SHORT EXERCISE
Reproduce each line of the listing exactly.

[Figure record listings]
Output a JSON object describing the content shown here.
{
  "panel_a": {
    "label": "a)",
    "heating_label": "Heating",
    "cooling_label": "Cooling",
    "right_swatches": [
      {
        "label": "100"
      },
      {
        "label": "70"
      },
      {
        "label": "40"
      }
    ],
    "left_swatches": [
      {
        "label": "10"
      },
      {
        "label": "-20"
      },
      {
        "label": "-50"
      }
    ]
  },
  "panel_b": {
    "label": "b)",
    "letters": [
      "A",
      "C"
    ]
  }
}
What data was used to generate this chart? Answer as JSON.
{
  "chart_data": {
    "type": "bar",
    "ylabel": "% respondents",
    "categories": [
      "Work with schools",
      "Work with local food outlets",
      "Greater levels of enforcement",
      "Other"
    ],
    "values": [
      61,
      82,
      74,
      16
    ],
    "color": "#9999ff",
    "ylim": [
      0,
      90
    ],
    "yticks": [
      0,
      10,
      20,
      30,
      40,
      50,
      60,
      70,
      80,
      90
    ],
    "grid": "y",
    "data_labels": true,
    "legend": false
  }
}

RESPONSE TO THE EXERCISE
Output a JSON object describing the content shown here.
{
  "panel_a": {
    "label": "a)",
    "heating_label": "Heating",
    "cooling_label": "Cooling",
    "right_swatches": [
      {
        "label": "100"
      },
      {
        "label": "70"
      },
      {
        "label": "40"
      }
    ],
    "left_swatches": [
      {
        "label": "10"
      },
      {
        "label": "-20"
      },
      {
        "label": "-50"
      }
    ]
  },
  "panel_b": {
    "label": "b)",
    "letters": [
      "A",
      "C"
    ]
  }
}
What data was used to generate this chart? Answer as JSON.
{
  "chart_data": {
    "type": "bar",
    "ylabel": "% respondents",
    "categories": [
      "Work with schools",
      "Work with local food outlets",
      "Greater levels of enforcement",
      "Other"
    ],
    "values": [
      61,
      82,
      74,
      16
    ],
    "color": "#9999ff",
    "ylim": [
      0,
      90
    ],
    "yticks": [
      0,
      10,
      20,
      30,
      40,
      50,
      60,
      70,
      80,
      90
    ],
    "grid": "y",
    "data_labels": true,
    "legend": false
  }
}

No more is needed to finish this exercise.